» **What the task asks**
Return every line of the data below that includes the string "Design".

Collected data:

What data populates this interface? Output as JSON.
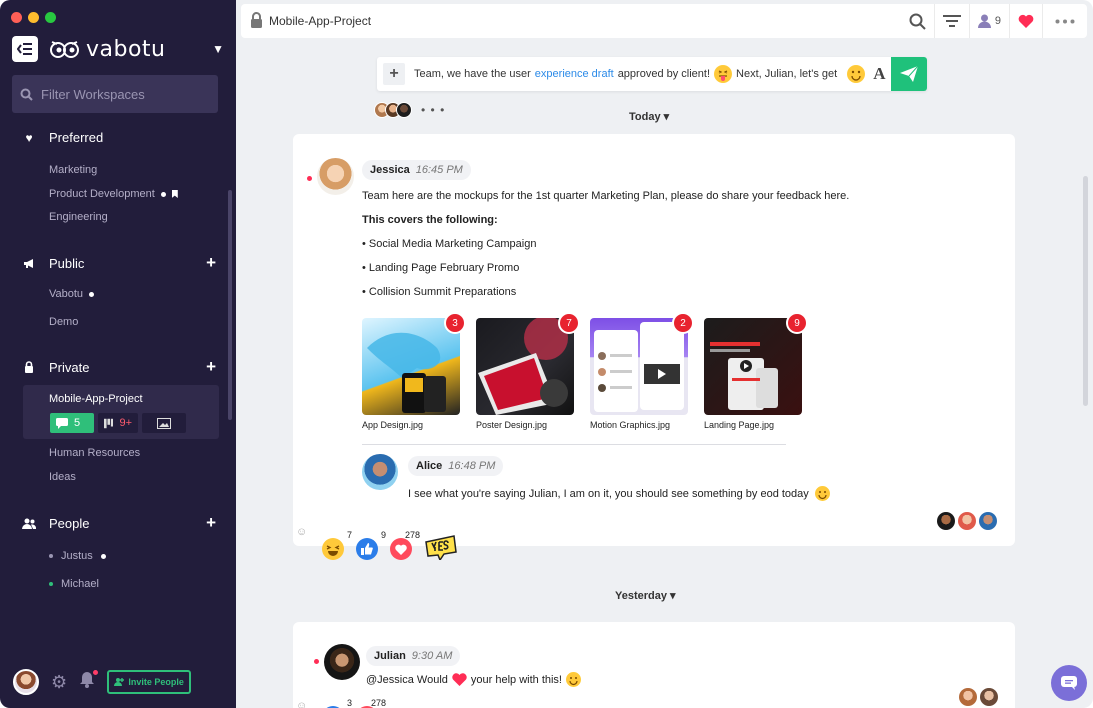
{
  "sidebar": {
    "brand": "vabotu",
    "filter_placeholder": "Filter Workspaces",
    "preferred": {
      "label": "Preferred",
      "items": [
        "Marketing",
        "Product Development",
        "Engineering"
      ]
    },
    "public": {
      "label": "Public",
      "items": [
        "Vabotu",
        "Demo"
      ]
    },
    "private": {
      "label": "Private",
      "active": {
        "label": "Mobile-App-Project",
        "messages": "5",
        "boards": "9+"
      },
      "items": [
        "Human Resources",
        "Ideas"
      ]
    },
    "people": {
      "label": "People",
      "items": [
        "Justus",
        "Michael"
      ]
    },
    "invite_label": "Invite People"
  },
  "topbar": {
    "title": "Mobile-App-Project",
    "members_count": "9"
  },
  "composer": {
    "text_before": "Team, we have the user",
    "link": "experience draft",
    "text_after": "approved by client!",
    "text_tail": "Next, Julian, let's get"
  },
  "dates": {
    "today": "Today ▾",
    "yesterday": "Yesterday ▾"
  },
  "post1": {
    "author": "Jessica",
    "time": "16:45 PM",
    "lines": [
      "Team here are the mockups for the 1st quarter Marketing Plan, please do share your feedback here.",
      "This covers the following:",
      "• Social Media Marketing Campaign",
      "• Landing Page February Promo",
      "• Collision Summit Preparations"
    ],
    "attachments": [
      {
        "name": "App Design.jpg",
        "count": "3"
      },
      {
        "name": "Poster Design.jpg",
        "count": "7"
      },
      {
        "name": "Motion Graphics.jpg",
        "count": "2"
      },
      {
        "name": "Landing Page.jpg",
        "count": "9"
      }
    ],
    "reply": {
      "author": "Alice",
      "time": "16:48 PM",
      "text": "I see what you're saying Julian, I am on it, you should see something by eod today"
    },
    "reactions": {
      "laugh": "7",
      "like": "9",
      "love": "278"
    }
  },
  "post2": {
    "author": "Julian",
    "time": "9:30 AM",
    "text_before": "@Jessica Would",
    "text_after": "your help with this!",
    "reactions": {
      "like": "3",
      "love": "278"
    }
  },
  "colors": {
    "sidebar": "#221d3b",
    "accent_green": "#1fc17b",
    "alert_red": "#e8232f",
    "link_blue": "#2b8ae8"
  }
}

--

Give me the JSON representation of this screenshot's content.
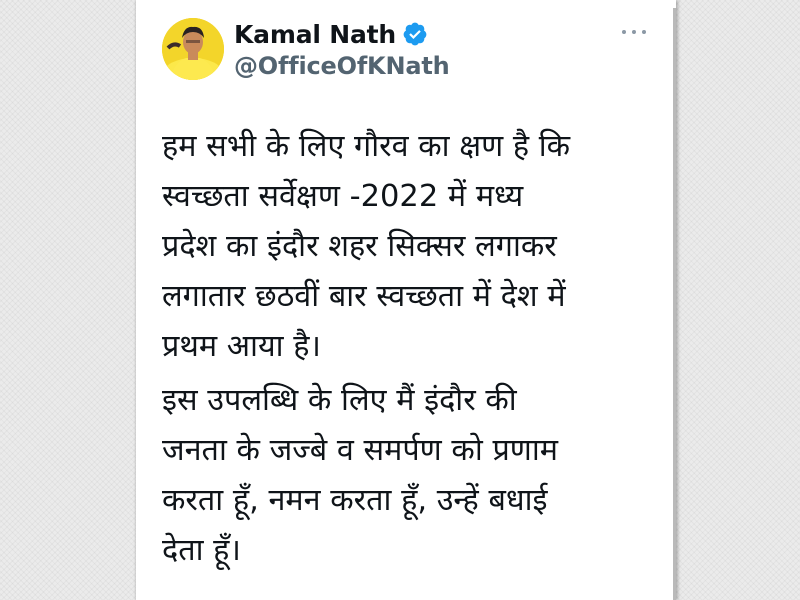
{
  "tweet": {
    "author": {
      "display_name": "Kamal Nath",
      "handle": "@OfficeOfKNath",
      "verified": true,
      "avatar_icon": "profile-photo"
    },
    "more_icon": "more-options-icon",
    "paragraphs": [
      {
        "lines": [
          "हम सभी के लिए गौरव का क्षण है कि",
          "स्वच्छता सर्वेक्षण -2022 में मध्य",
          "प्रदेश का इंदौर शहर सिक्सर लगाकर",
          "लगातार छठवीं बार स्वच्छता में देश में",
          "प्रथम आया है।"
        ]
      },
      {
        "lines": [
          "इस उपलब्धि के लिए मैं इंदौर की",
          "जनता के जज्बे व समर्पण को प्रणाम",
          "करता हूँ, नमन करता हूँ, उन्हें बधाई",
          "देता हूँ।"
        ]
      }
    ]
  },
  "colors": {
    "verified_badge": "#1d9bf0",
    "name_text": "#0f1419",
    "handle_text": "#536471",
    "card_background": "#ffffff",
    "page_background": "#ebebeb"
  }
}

» **Reply**
        "name": "App Design.jpg",
        "name": "Poster Design.jpg",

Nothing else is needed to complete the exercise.